** BEGIN **

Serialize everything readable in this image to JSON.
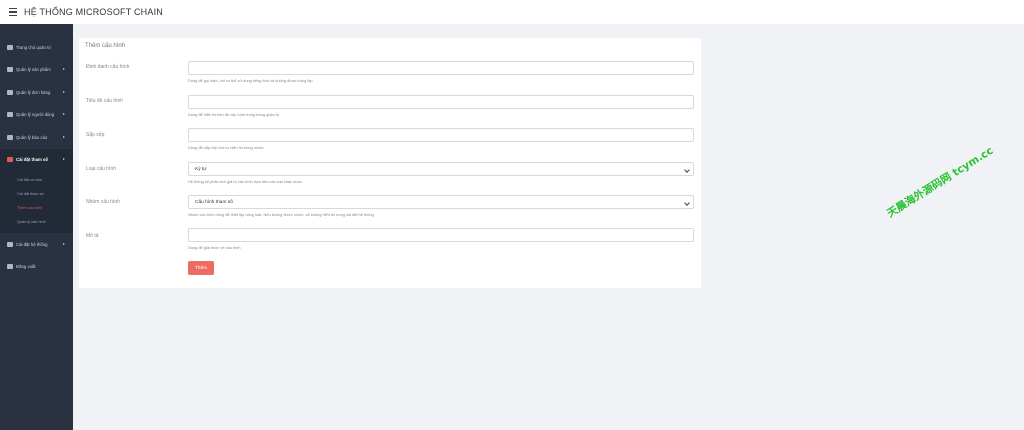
{
  "app": {
    "title": "HỆ THỐNG MICROSOFT CHAIN"
  },
  "sidebar": {
    "items": [
      {
        "label": "Trang chủ quản trị",
        "icon": "dashboard-icon",
        "has_caret": false
      },
      {
        "label": "Quản lý sản phẩm",
        "icon": "box-icon",
        "has_caret": true
      },
      {
        "label": "Quản lý đơn hàng",
        "icon": "file-icon",
        "has_caret": true
      },
      {
        "label": "Quản lý người dùng",
        "icon": "user-icon",
        "has_caret": true
      },
      {
        "label": "Quản lý báo cáo",
        "icon": "chart-icon",
        "has_caret": true
      },
      {
        "label": "Cài đặt tham số",
        "icon": "book-icon",
        "has_caret": true,
        "active": true
      },
      {
        "label": "Cài đặt hệ thống",
        "icon": "gear-icon",
        "has_caret": true
      },
      {
        "label": "Đăng xuất",
        "icon": "logout-icon",
        "has_caret": false
      }
    ],
    "submenu": [
      {
        "label": "Cài đặt cơ bản"
      },
      {
        "label": "Cài đặt tham số"
      },
      {
        "label": "Thêm cấu hình",
        "current": true
      },
      {
        "label": "Quản lý cấu hình"
      }
    ]
  },
  "form": {
    "title": "Thêm cấu hình",
    "fields": [
      {
        "label": "Định danh cấu hình",
        "value": "",
        "help": "Dùng để gọi hàm, chỉ có thể sử dụng tiếng Anh và không được trùng lặp"
      },
      {
        "label": "Tiêu đề cấu hình",
        "value": "",
        "help": "Dùng để hiển thị tiêu đề cấu hình trong trang quản trị"
      },
      {
        "label": "Sắp xếp",
        "value": "",
        "help": "Dùng để sắp xếp thứ tự hiển thị trong nhóm"
      },
      {
        "label": "Loại cấu hình",
        "value": "Ký tự",
        "help": "Hệ thống sẽ phân tích giá trị cấu hình dựa trên các loại khác nhau"
      },
      {
        "label": "Nhóm cấu hình",
        "value": "Cấu hình tham số",
        "help": "Nhóm cấu hình dùng để thiết lập hàng loạt. Nếu không được nhóm, sẽ không hiển thị trong cài đặt hệ thống"
      },
      {
        "label": "Mô tả",
        "value": "",
        "help": "Dùng để giải thích về cấu hình"
      }
    ],
    "submit_label": "Thêm"
  },
  "watermark": {
    "text": "天晨海外源码网 tcym.cc"
  },
  "colors": {
    "accent": "#ec6b62",
    "sidebar_bg": "#2a3241",
    "active_link": "#e05a5a",
    "watermark": "#2cc233"
  }
}
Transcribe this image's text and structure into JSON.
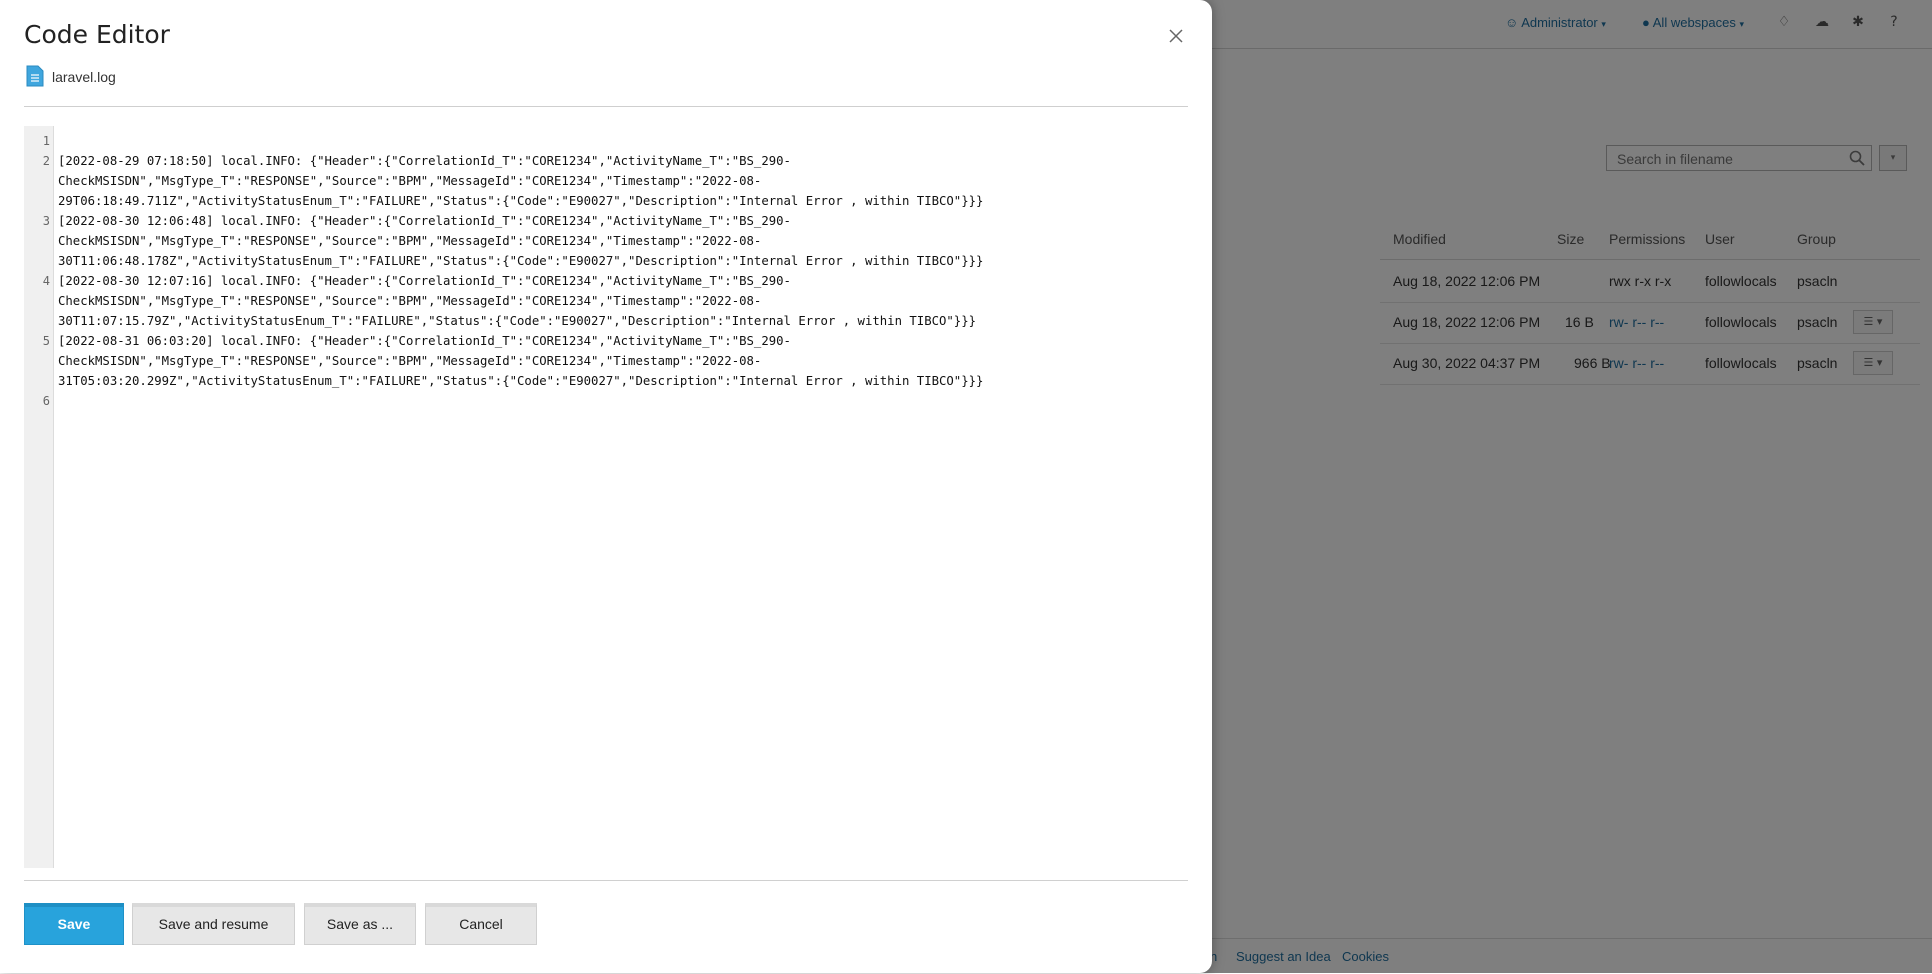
{
  "background": {
    "topbar": {
      "user_label": "Administrator",
      "webspaces_label": "All webspaces",
      "icons": [
        "bell-icon",
        "cloud-icon",
        "puzzle-icon",
        "help-icon"
      ]
    },
    "search": {
      "placeholder": "Search in filename"
    },
    "table": {
      "columns": [
        "Modified",
        "Size",
        "Permissions",
        "User",
        "Group"
      ],
      "rows": [
        {
          "modified": "Aug 18, 2022 12:06 PM",
          "size": "",
          "permissions": "rwx r-x r-x",
          "user": "followlocals",
          "group": "psacln"
        },
        {
          "modified": "Aug 18, 2022 12:06 PM",
          "size": "16 B",
          "permissions": "rw- r-- r--",
          "user": "followlocals",
          "group": "psacln"
        },
        {
          "modified": "Aug 30, 2022 04:37 PM",
          "size": "966 B",
          "permissions": "rw- r-- r--",
          "user": "followlocals",
          "group": "psacln"
        }
      ]
    },
    "footer": {
      "links": [
        "n",
        "Suggest an Idea",
        "Cookies"
      ]
    }
  },
  "modal": {
    "title": "Code Editor",
    "file_name": "laravel.log",
    "editor": {
      "line_numbers": [
        "1",
        "2",
        "3",
        "4",
        "5",
        "6"
      ],
      "wrapped_lines": [
        "[2022-08-29 07:18:50] local.INFO: {\"Header\":{\"CorrelationId_T\":\"CORE1234\",\"ActivityName_T\":\"BS_290-",
        "CheckMSISDN\",\"MsgType_T\":\"RESPONSE\",\"Source\":\"BPM\",\"MessageId\":\"CORE1234\",\"Timestamp\":\"2022-08-",
        "29T06:18:49.711Z\",\"ActivityStatusEnum_T\":\"FAILURE\",\"Status\":{\"Code\":\"E90027\",\"Description\":\"Internal Error , within TIBCO\"}}}",
        "[2022-08-30 12:06:48] local.INFO: {\"Header\":{\"CorrelationId_T\":\"CORE1234\",\"ActivityName_T\":\"BS_290-",
        "CheckMSISDN\",\"MsgType_T\":\"RESPONSE\",\"Source\":\"BPM\",\"MessageId\":\"CORE1234\",\"Timestamp\":\"2022-08-",
        "30T11:06:48.178Z\",\"ActivityStatusEnum_T\":\"FAILURE\",\"Status\":{\"Code\":\"E90027\",\"Description\":\"Internal Error , within TIBCO\"}}}",
        "[2022-08-30 12:07:16] local.INFO: {\"Header\":{\"CorrelationId_T\":\"CORE1234\",\"ActivityName_T\":\"BS_290-",
        "CheckMSISDN\",\"MsgType_T\":\"RESPONSE\",\"Source\":\"BPM\",\"MessageId\":\"CORE1234\",\"Timestamp\":\"2022-08-",
        "30T11:07:15.79Z\",\"ActivityStatusEnum_T\":\"FAILURE\",\"Status\":{\"Code\":\"E90027\",\"Description\":\"Internal Error , within TIBCO\"}}}",
        "[2022-08-31 06:03:20] local.INFO: {\"Header\":{\"CorrelationId_T\":\"CORE1234\",\"ActivityName_T\":\"BS_290-",
        "CheckMSISDN\",\"MsgType_T\":\"RESPONSE\",\"Source\":\"BPM\",\"MessageId\":\"CORE1234\",\"Timestamp\":\"2022-08-",
        "31T05:03:20.299Z\",\"ActivityStatusEnum_T\":\"FAILURE\",\"Status\":{\"Code\":\"E90027\",\"Description\":\"Internal Error , within TIBCO\"}}}"
      ]
    },
    "buttons": {
      "save": "Save",
      "save_resume": "Save and resume",
      "save_as": "Save as ...",
      "cancel": "Cancel"
    }
  },
  "colors": {
    "primary": "#28a3dc",
    "link": "#1f6fa0"
  }
}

** END **

Task brief: Return the records exactly. Don't carry the pictures over.

Written answer:
Serialize everything readable in this image to JSON.
{
  "app": {
    "title": "HỆ THỐNG MICROSOFT CHAIN"
  },
  "sidebar": {
    "items": [
      {
        "label": "Trang chủ quản trị",
        "icon": "dashboard-icon",
        "has_caret": false
      },
      {
        "label": "Quản lý sản phẩm",
        "icon": "box-icon",
        "has_caret": true
      },
      {
        "label": "Quản lý đơn hàng",
        "icon": "file-icon",
        "has_caret": true
      },
      {
        "label": "Quản lý người dùng",
        "icon": "user-icon",
        "has_caret": true
      },
      {
        "label": "Quản lý báo cáo",
        "icon": "chart-icon",
        "has_caret": true
      },
      {
        "label": "Cài đặt tham số",
        "icon": "book-icon",
        "has_caret": true,
        "active": true
      },
      {
        "label": "Cài đặt hệ thống",
        "icon": "gear-icon",
        "has_caret": true
      },
      {
        "label": "Đăng xuất",
        "icon": "logout-icon",
        "has_caret": false
      }
    ],
    "submenu": [
      {
        "label": "Cài đặt cơ bản"
      },
      {
        "label": "Cài đặt tham số"
      },
      {
        "label": "Thêm cấu hình",
        "current": true
      },
      {
        "label": "Quản lý cấu hình"
      }
    ]
  },
  "form": {
    "title": "Thêm cấu hình",
    "fields": [
      {
        "label": "Định danh cấu hình",
        "value": "",
        "help": "Dùng để gọi hàm, chỉ có thể sử dụng tiếng Anh và không được trùng lặp"
      },
      {
        "label": "Tiêu đề cấu hình",
        "value": "",
        "help": "Dùng để hiển thị tiêu đề cấu hình trong trang quản trị"
      },
      {
        "label": "Sắp xếp",
        "value": "",
        "help": "Dùng để sắp xếp thứ tự hiển thị trong nhóm"
      },
      {
        "label": "Loại cấu hình",
        "value": "Ký tự",
        "help": "Hệ thống sẽ phân tích giá trị cấu hình dựa trên các loại khác nhau"
      },
      {
        "label": "Nhóm cấu hình",
        "value": "Cấu hình tham số",
        "help": "Nhóm cấu hình dùng để thiết lập hàng loạt. Nếu không được nhóm, sẽ không hiển thị trong cài đặt hệ thống"
      },
      {
        "label": "Mô tả",
        "value": "",
        "help": "Dùng để giải thích về cấu hình"
      }
    ],
    "submit_label": "Thêm"
  },
  "watermark": {
    "text": "天晨海外源码网 tcym.cc"
  },
  "colors": {
    "accent": "#ec6b62",
    "sidebar_bg": "#2a3241",
    "active_link": "#e05a5a",
    "watermark": "#2cc233"
  }
}
Transcribe this image's text and structure into JSON.
{
  "background": {
    "topbar": {
      "user_label": "Administrator",
      "webspaces_label": "All webspaces",
      "icons": [
        "bell-icon",
        "cloud-icon",
        "puzzle-icon",
        "help-icon"
      ]
    },
    "search": {
      "placeholder": "Search in filename"
    },
    "table": {
      "columns": [
        "Modified",
        "Size",
        "Permissions",
        "User",
        "Group"
      ],
      "rows": [
        {
          "modified": "Aug 18, 2022 12:06 PM",
          "size": "",
          "permissions": "rwx r-x r-x",
          "user": "followlocals",
          "group": "psacln"
        },
        {
          "modified": "Aug 18, 2022 12:06 PM",
          "size": "16 B",
          "permissions": "rw- r-- r--",
          "user": "followlocals",
          "group": "psacln"
        },
        {
          "modified": "Aug 30, 2022 04:37 PM",
          "size": "966 B",
          "permissions": "rw- r-- r--",
          "user": "followlocals",
          "group": "psacln"
        }
      ]
    },
    "footer": {
      "links": [
        "n",
        "Suggest an Idea",
        "Cookies"
      ]
    }
  },
  "modal": {
    "title": "Code Editor",
    "file_name": "laravel.log",
    "editor": {
      "line_numbers": [
        "1",
        "2",
        "3",
        "4",
        "5",
        "6"
      ],
      "wrapped_lines": [
        "[2022-08-29 07:18:50] local.INFO: {\"Header\":{\"CorrelationId_T\":\"CORE1234\",\"ActivityName_T\":\"BS_290-",
        "CheckMSISDN\",\"MsgType_T\":\"RESPONSE\",\"Source\":\"BPM\",\"MessageId\":\"CORE1234\",\"Timestamp\":\"2022-08-",
        "29T06:18:49.711Z\",\"ActivityStatusEnum_T\":\"FAILURE\",\"Status\":{\"Code\":\"E90027\",\"Description\":\"Internal Error , within TIBCO\"}}}",
        "[2022-08-30 12:06:48] local.INFO: {\"Header\":{\"CorrelationId_T\":\"CORE1234\",\"ActivityName_T\":\"BS_290-",
        "CheckMSISDN\",\"MsgType_T\":\"RESPONSE\",\"Source\":\"BPM\",\"MessageId\":\"CORE1234\",\"Timestamp\":\"2022-08-",
        "30T11:06:48.178Z\",\"ActivityStatusEnum_T\":\"FAILURE\",\"Status\":{\"Code\":\"E90027\",\"Description\":\"Internal Error , within TIBCO\"}}}",
        "[2022-08-30 12:07:16] local.INFO: {\"Header\":{\"CorrelationId_T\":\"CORE1234\",\"ActivityName_T\":\"BS_290-",
        "CheckMSISDN\",\"MsgType_T\":\"RESPONSE\",\"Source\":\"BPM\",\"MessageId\":\"CORE1234\",\"Timestamp\":\"2022-08-",
        "30T11:07:15.79Z\",\"ActivityStatusEnum_T\":\"FAILURE\",\"Status\":{\"Code\":\"E90027\",\"Description\":\"Internal Error , within TIBCO\"}}}",
        "[2022-08-31 06:03:20] local.INFO: {\"Header\":{\"CorrelationId_T\":\"CORE1234\",\"ActivityName_T\":\"BS_290-",
        "CheckMSISDN\",\"MsgType_T\":\"RESPONSE\",\"Source\":\"BPM\",\"MessageId\":\"CORE1234\",\"Timestamp\":\"2022-08-",
        "31T05:03:20.299Z\",\"ActivityStatusEnum_T\":\"FAILURE\",\"Status\":{\"Code\":\"E90027\",\"Description\":\"Internal Error , within TIBCO\"}}}"
      ]
    },
    "buttons": {
      "save": "Save",
      "save_resume": "Save and resume",
      "save_as": "Save as ...",
      "cancel": "Cancel"
    }
  },
  "colors": {
    "primary": "#28a3dc",
    "link": "#1f6fa0"
  }
}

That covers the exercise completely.